Exercise — Transcribe each record exactly; skip any picture.

Excerpted records —

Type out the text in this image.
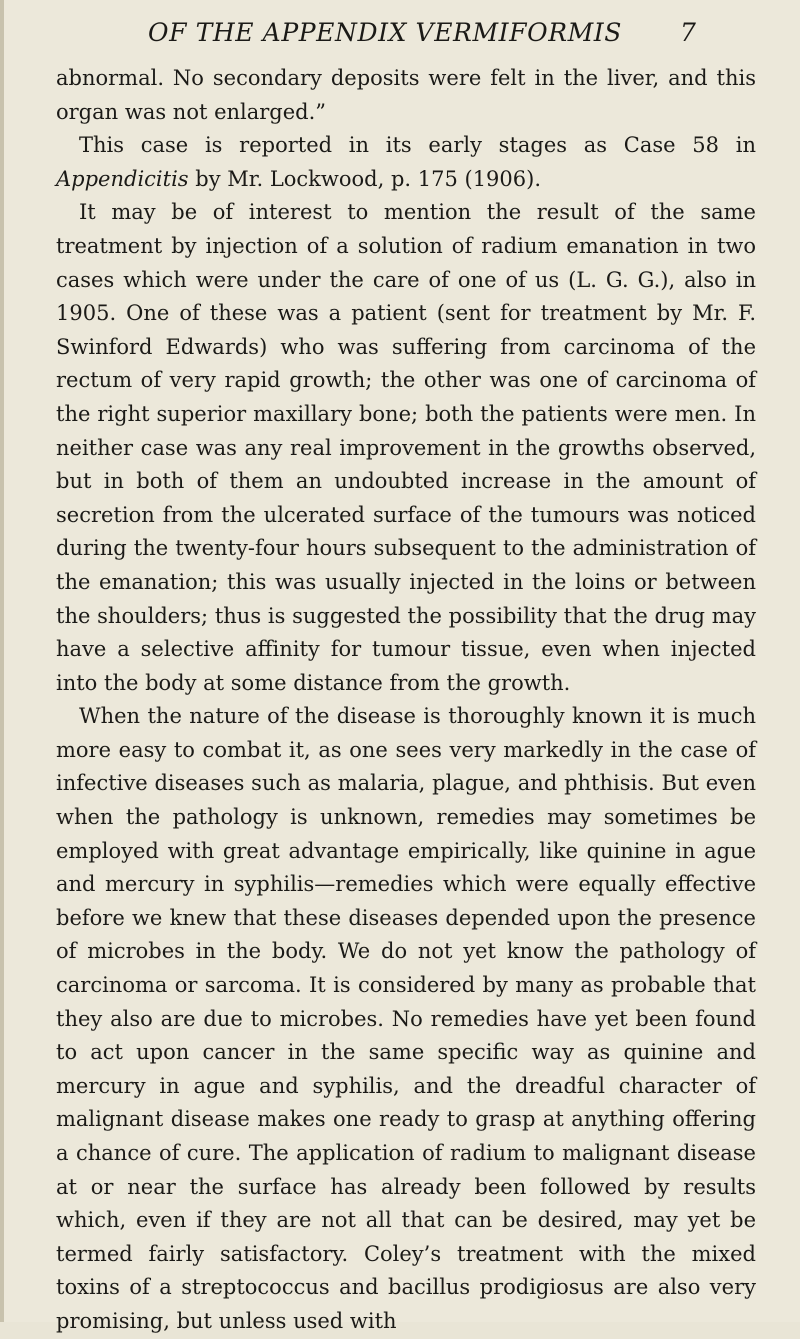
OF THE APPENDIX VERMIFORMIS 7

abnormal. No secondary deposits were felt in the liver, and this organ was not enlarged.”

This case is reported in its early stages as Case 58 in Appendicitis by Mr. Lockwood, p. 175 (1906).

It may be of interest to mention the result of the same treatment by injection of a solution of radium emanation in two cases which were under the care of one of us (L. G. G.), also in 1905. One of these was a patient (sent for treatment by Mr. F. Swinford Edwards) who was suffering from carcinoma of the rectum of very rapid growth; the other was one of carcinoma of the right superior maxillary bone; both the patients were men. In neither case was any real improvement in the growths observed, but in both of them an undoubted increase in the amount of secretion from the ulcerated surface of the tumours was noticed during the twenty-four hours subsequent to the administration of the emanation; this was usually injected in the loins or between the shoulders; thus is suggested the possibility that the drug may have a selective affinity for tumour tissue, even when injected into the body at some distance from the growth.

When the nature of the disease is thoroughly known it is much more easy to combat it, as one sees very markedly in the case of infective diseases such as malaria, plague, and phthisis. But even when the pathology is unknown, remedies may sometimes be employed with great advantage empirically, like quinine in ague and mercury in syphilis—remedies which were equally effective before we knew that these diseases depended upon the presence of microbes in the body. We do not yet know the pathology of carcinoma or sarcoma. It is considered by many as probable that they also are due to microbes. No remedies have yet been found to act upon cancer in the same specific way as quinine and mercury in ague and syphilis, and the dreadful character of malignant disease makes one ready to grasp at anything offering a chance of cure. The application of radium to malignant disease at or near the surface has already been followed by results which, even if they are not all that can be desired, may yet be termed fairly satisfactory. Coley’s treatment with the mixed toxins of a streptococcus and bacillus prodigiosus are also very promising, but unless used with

Exercise answer —
Type out the text in this image.
OF THE APPENDIX VERMIFORMIS 7

abnormal. No secondary deposits were felt in the liver, and this organ was not enlarged.”

This case is reported in its early stages as Case 58 in Appendicitis by Mr. Lockwood, p. 175 (1906).

It may be of interest to mention the result of the same treatment by injection of a solution of radium emanation in two cases which were under the care of one of us (L. G. G.), also in 1905. One of these was a patient (sent for treatment by Mr. F. Swinford Edwards) who was suffering from carcinoma of the rectum of very rapid growth; the other was one of carcinoma of the right superior maxillary bone; both the patients were men. In neither case was any real improvement in the growths observed, but in both of them an undoubted increase in the amount of secretion from the ulcerated surface of the tumours was noticed during the twenty-four hours subsequent to the administration of the emanation; this was usually injected in the loins or between the shoulders; thus is suggested the possibility that the drug may have a selective affinity for tumour tissue, even when injected into the body at some distance from the growth.

When the nature of the disease is thoroughly known it is much more easy to combat it, as one sees very markedly in the case of infective diseases such as malaria, plague, and phthisis. But even when the pathology is unknown, remedies may sometimes be employed with great advantage empirically, like quinine in ague and mercury in syphilis—remedies which were equally effective before we knew that these diseases depended upon the presence of microbes in the body. We do not yet know the pathology of carcinoma or sarcoma. It is considered by many as probable that they also are due to microbes. No remedies have yet been found to act upon cancer in the same specific way as quinine and mercury in ague and syphilis, and the dreadful character of malignant disease makes one ready to grasp at anything offering a chance of cure. The application of radium to malignant disease at or near the surface has already been followed by results which, even if they are not all that can be desired, may yet be termed fairly satisfactory. Coley’s treatment with the mixed toxins of a streptococcus and bacillus prodigiosus are also very promising, but unless used with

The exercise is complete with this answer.